Descripción del ejercicio: Copia tal cual todas las líneas, desde la que contiene "row-indicator[interactable] xyxy=(12,165,22,183)" hasta la que contiene "cell-row[interactable]: 1 xyxy=(108,327,157,345)", ambas incluidas.

Entradas de datos:

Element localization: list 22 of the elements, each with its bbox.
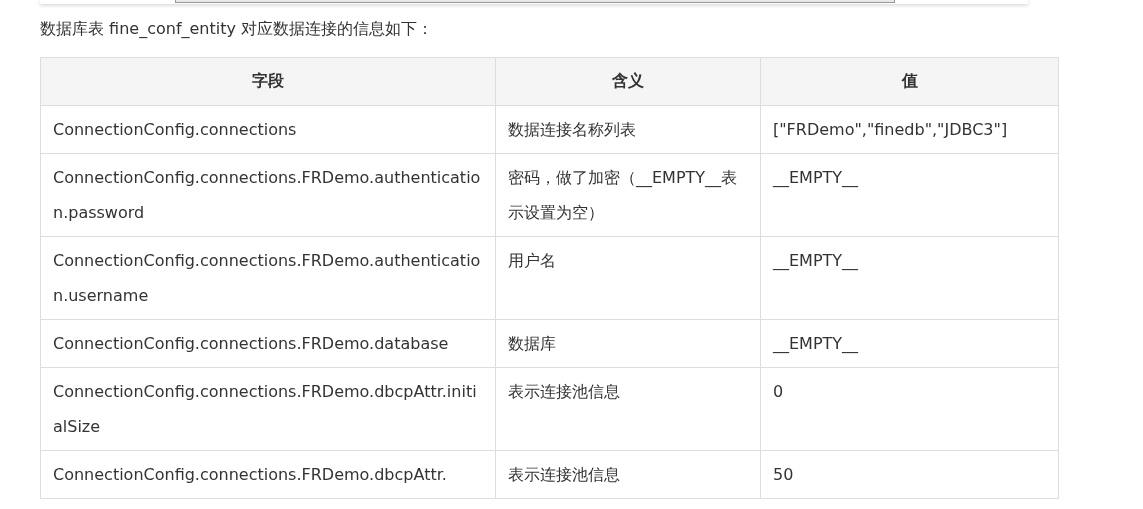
table-cell: ConnectionConfig.connections.FRDemo.database xyxy=(40,319,496,368)
table-cell: ConnectionConfig.connections.FRDemo.dbcpAttr.initialSize xyxy=(40,367,496,451)
column-header: 含义 xyxy=(495,57,761,106)
table-cell: ConnectionConfig.connections.FRDemo.authentication.password xyxy=(40,153,496,237)
table-cell: 数据连接名称列表 xyxy=(495,105,761,154)
table-cell: __EMPTY__ xyxy=(760,319,1059,368)
table-cell: 表示连接池信息 xyxy=(495,367,761,451)
table-cell: 50 xyxy=(760,450,1059,499)
table-cell: 表示连接池信息 xyxy=(495,450,761,499)
intro-text: 数据库表 fine_conf_entity 对应数据连接的信息如下： xyxy=(40,18,435,40)
table-cell: ConnectionConfig.connections xyxy=(40,105,496,154)
table-cell: ConnectionConfig.connections.FRDemo.dbcpAttr. xyxy=(40,450,496,499)
column-header: 字段 xyxy=(40,57,496,106)
table-cell: ["FRDemo","finedb","JDBC3"] xyxy=(760,105,1059,154)
table-cell: 用户名 xyxy=(495,236,761,320)
table-cell: ConnectionConfig.connections.FRDemo.authentication.username xyxy=(40,236,496,320)
table-cell: __EMPTY__ xyxy=(760,236,1059,320)
table-cell: 密码，做了加密（__EMPTY__表示设置为空） xyxy=(495,153,761,237)
table-cell: 0 xyxy=(760,367,1059,451)
table-cell: __EMPTY__ xyxy=(760,153,1059,237)
table-cell: 数据库 xyxy=(495,319,761,368)
column-header: 值 xyxy=(760,57,1059,106)
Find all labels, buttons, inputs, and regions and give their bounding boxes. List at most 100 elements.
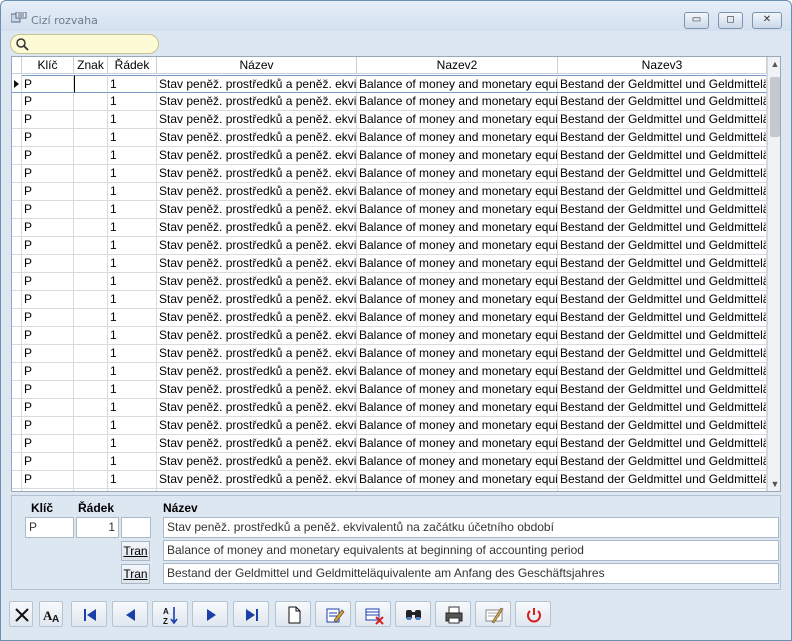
row-indicator[interactable] xyxy=(12,165,22,183)
cell-name3[interactable]: Bestand der Geldmittel und Geldmitteläqu… xyxy=(558,273,767,291)
cell-name2[interactable]: Balance of money and monetary equivalent… xyxy=(357,255,558,273)
cell-row[interactable]: 1 xyxy=(108,255,157,273)
cell-name2[interactable]: Balance of money and monetary equivalent… xyxy=(357,363,558,381)
cell-row[interactable]: 1 xyxy=(108,327,157,345)
cell-name3[interactable]: Bestand der Geldmittel und Geldmitteläqu… xyxy=(558,399,767,417)
cell-name3[interactable]: Bestand der Geldmittel und Geldmitteläqu… xyxy=(558,93,767,111)
cell-name[interactable]: Stav peněž. prostředků a peněž. ekvivale… xyxy=(157,183,357,201)
cell-row[interactable]: 1 xyxy=(108,489,157,491)
cell-name[interactable]: Stav peněž. prostředků a peněž. ekvivale… xyxy=(157,201,357,219)
cell-sign[interactable] xyxy=(74,471,108,489)
scroll-up-icon[interactable]: ▲ xyxy=(768,57,780,71)
row-indicator[interactable] xyxy=(12,435,22,453)
table-row[interactable]: P 1Stav peněž. prostředků a peněž. ekviva… xyxy=(12,327,767,345)
cell-key[interactable]: P xyxy=(22,399,74,417)
cell-sign[interactable] xyxy=(74,345,108,363)
settings-button[interactable] xyxy=(475,601,511,627)
cell-name2[interactable]: Balance of money and monetary equivalent… xyxy=(357,147,558,165)
cell-row[interactable]: 1 xyxy=(108,219,157,237)
row-indicator[interactable] xyxy=(12,399,22,417)
cell-row[interactable]: 1 xyxy=(108,237,157,255)
cell-key[interactable]: P xyxy=(22,147,74,165)
cell-name[interactable]: Stav peněž. prostředků a peněž. ekvivale… xyxy=(157,219,357,237)
cell-key[interactable]: P xyxy=(22,93,74,111)
cell-name2[interactable]: Balance of money and monetary equivalent… xyxy=(357,399,558,417)
last-record-button[interactable] xyxy=(233,601,269,627)
column-header-name2[interactable]: Nazev2 xyxy=(357,57,558,74)
cell-sign[interactable] xyxy=(74,399,108,417)
row-indicator[interactable] xyxy=(12,129,22,147)
table-row[interactable]: P 1Stav peněž. prostředků a peněž. ekviva… xyxy=(12,237,767,255)
find-button[interactable] xyxy=(395,601,431,627)
cell-name[interactable]: Stav peněž. prostředků a peněž. ekvivale… xyxy=(157,75,357,93)
row-indicator[interactable] xyxy=(12,381,22,399)
cell-name2[interactable]: Balance of money and monetary equivalent… xyxy=(357,309,558,327)
cell-name[interactable]: Stav peněž. prostředků a peněž. ekvivale… xyxy=(157,381,357,399)
cell-sign[interactable] xyxy=(74,381,108,399)
row-indicator[interactable] xyxy=(12,417,22,435)
cell-name2[interactable]: Balance of money and monetary equivalent… xyxy=(357,165,558,183)
cell-row[interactable]: 1 xyxy=(108,273,157,291)
cell-name[interactable]: Stav peněž. prostředků a peněž. ekvivale… xyxy=(157,273,357,291)
scroll-thumb[interactable] xyxy=(770,77,780,137)
cell-name[interactable]: Stav peněž. prostředků a peněž. ekvivale… xyxy=(157,165,357,183)
cell-name2[interactable]: Balance of money and monetary equivalent… xyxy=(357,471,558,489)
row-indicator[interactable] xyxy=(12,489,22,491)
cell-name2[interactable]: Balance of money and monetary equivalent… xyxy=(357,129,558,147)
cell-row[interactable]: 1 xyxy=(108,453,157,471)
cell-sign[interactable] xyxy=(74,327,108,345)
table-row[interactable]: P 1Stav peněž. prostředků a peněž. ekviva… xyxy=(12,219,767,237)
table-row[interactable]: P 1Stav peněž. prostředků a peněž. ekviva… xyxy=(12,453,767,471)
table-row[interactable]: P 1Stav peněž. prostředků a peněž. ekviva… xyxy=(12,129,767,147)
cell-sign[interactable] xyxy=(74,165,108,183)
row-indicator[interactable] xyxy=(12,453,22,471)
cell-name3[interactable]: Bestand der Geldmittel und Geldmitteläqu… xyxy=(558,183,767,201)
row-indicator[interactable] xyxy=(12,93,22,111)
row-indicator[interactable] xyxy=(12,255,22,273)
cell-key[interactable]: P xyxy=(22,417,74,435)
cell-name[interactable]: Stav peněž. prostředků a peněž. ekvivale… xyxy=(157,111,357,129)
cell-name[interactable]: Stav peněž. prostředků a peněž. ekvivale… xyxy=(157,129,357,147)
cell-key[interactable]: P xyxy=(22,435,74,453)
table-row[interactable]: P 1Stav peněž. prostředků a peněž. ekviva… xyxy=(12,111,767,129)
cell-key[interactable]: P xyxy=(22,255,74,273)
cell-name2[interactable]: Balance of money and monetary equivalent… xyxy=(357,381,558,399)
cell-key[interactable]: P xyxy=(22,75,74,93)
table-row[interactable]: P 1Stav peněž. prostředků a peněž. ekviva… xyxy=(12,201,767,219)
table-row[interactable]: P 1Stav peněž. prostředků a peněž. ekviva… xyxy=(12,345,767,363)
cell-name[interactable]: Stav peněž. prostředků a peněž. ekvivale… xyxy=(157,255,357,273)
cell-sign[interactable] xyxy=(74,417,108,435)
cell-sign[interactable] xyxy=(74,489,108,491)
detail-name-cz-field[interactable]: Stav peněž. prostředků a peněž. ekvivale… xyxy=(163,517,779,538)
table-row[interactable]: P 1Stav peněž. prostředků a peněž. ekviva… xyxy=(12,489,767,491)
cell-name[interactable]: Stav peněž. prostředků a peněž. ekvivale… xyxy=(157,237,357,255)
table-row[interactable]: P 1Stav peněž. prostředků a peněž. ekviva… xyxy=(12,471,767,489)
row-indicator[interactable] xyxy=(12,183,22,201)
cell-row[interactable]: 1 xyxy=(108,399,157,417)
column-header-name3[interactable]: Nazev3 xyxy=(558,57,767,74)
table-row[interactable]: P 1Stav peněž. prostředků a peněž. ekviva… xyxy=(12,273,767,291)
cell-key[interactable]: P xyxy=(22,309,74,327)
cell-name3[interactable]: Bestand der Geldmittel und Geldmitteläqu… xyxy=(558,75,767,93)
column-header-row[interactable]: Řádek xyxy=(108,57,157,74)
row-indicator[interactable] xyxy=(12,291,22,309)
cell-key[interactable]: P xyxy=(22,489,74,491)
cell-name[interactable]: Stav peněž. prostředků a peněž. ekvivale… xyxy=(157,417,357,435)
cell-row[interactable]: 1 xyxy=(108,471,157,489)
cell-name3[interactable]: Bestand der Geldmittel und Geldmitteläqu… xyxy=(558,435,767,453)
translate-en-button[interactable]: Tran xyxy=(121,541,150,561)
sort-button[interactable]: AZ xyxy=(152,601,188,627)
cell-row[interactable]: 1 xyxy=(108,363,157,381)
cell-name[interactable]: Stav peněž. prostředků a peněž. ekvivale… xyxy=(157,489,357,491)
cell-row[interactable]: 1 xyxy=(108,93,157,111)
cell-name2[interactable]: Balance of money and monetary equivalent… xyxy=(357,183,558,201)
table-row[interactable]: P 1Stav peněž. prostředků a peněž. ekviva… xyxy=(12,417,767,435)
table-row[interactable]: P 1Stav peněž. prostředků a peněž. ekviva… xyxy=(12,183,767,201)
cell-name2[interactable]: Balance of money and monetary equivalent… xyxy=(357,417,558,435)
cell-name2[interactable]: Balance of money and monetary equivalent… xyxy=(357,111,558,129)
cell-sign[interactable] xyxy=(74,453,108,471)
current-row-indicator-icon[interactable] xyxy=(12,75,22,93)
cell-name3[interactable]: Bestand der Geldmittel und Geldmitteläqu… xyxy=(558,255,767,273)
cell-row[interactable]: 1 xyxy=(108,147,157,165)
table-row[interactable]: P 1Stav peněž. prostředků a peněž. ekviva… xyxy=(12,381,767,399)
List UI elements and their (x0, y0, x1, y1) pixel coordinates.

Respuesta escrita:
row-indicator[interactable] xyxy=(12,165,22,183)
cell-name3[interactable]: Bestand der Geldmittel und Geldmitteläqu… xyxy=(558,273,767,291)
cell-name2[interactable]: Balance of money and monetary equivalent… xyxy=(357,255,558,273)
cell-row[interactable]: 1 xyxy=(108,255,157,273)
cell-name2[interactable]: Balance of money and monetary equivalent… xyxy=(357,363,558,381)
cell-row[interactable]: 1 xyxy=(108,327,157,345)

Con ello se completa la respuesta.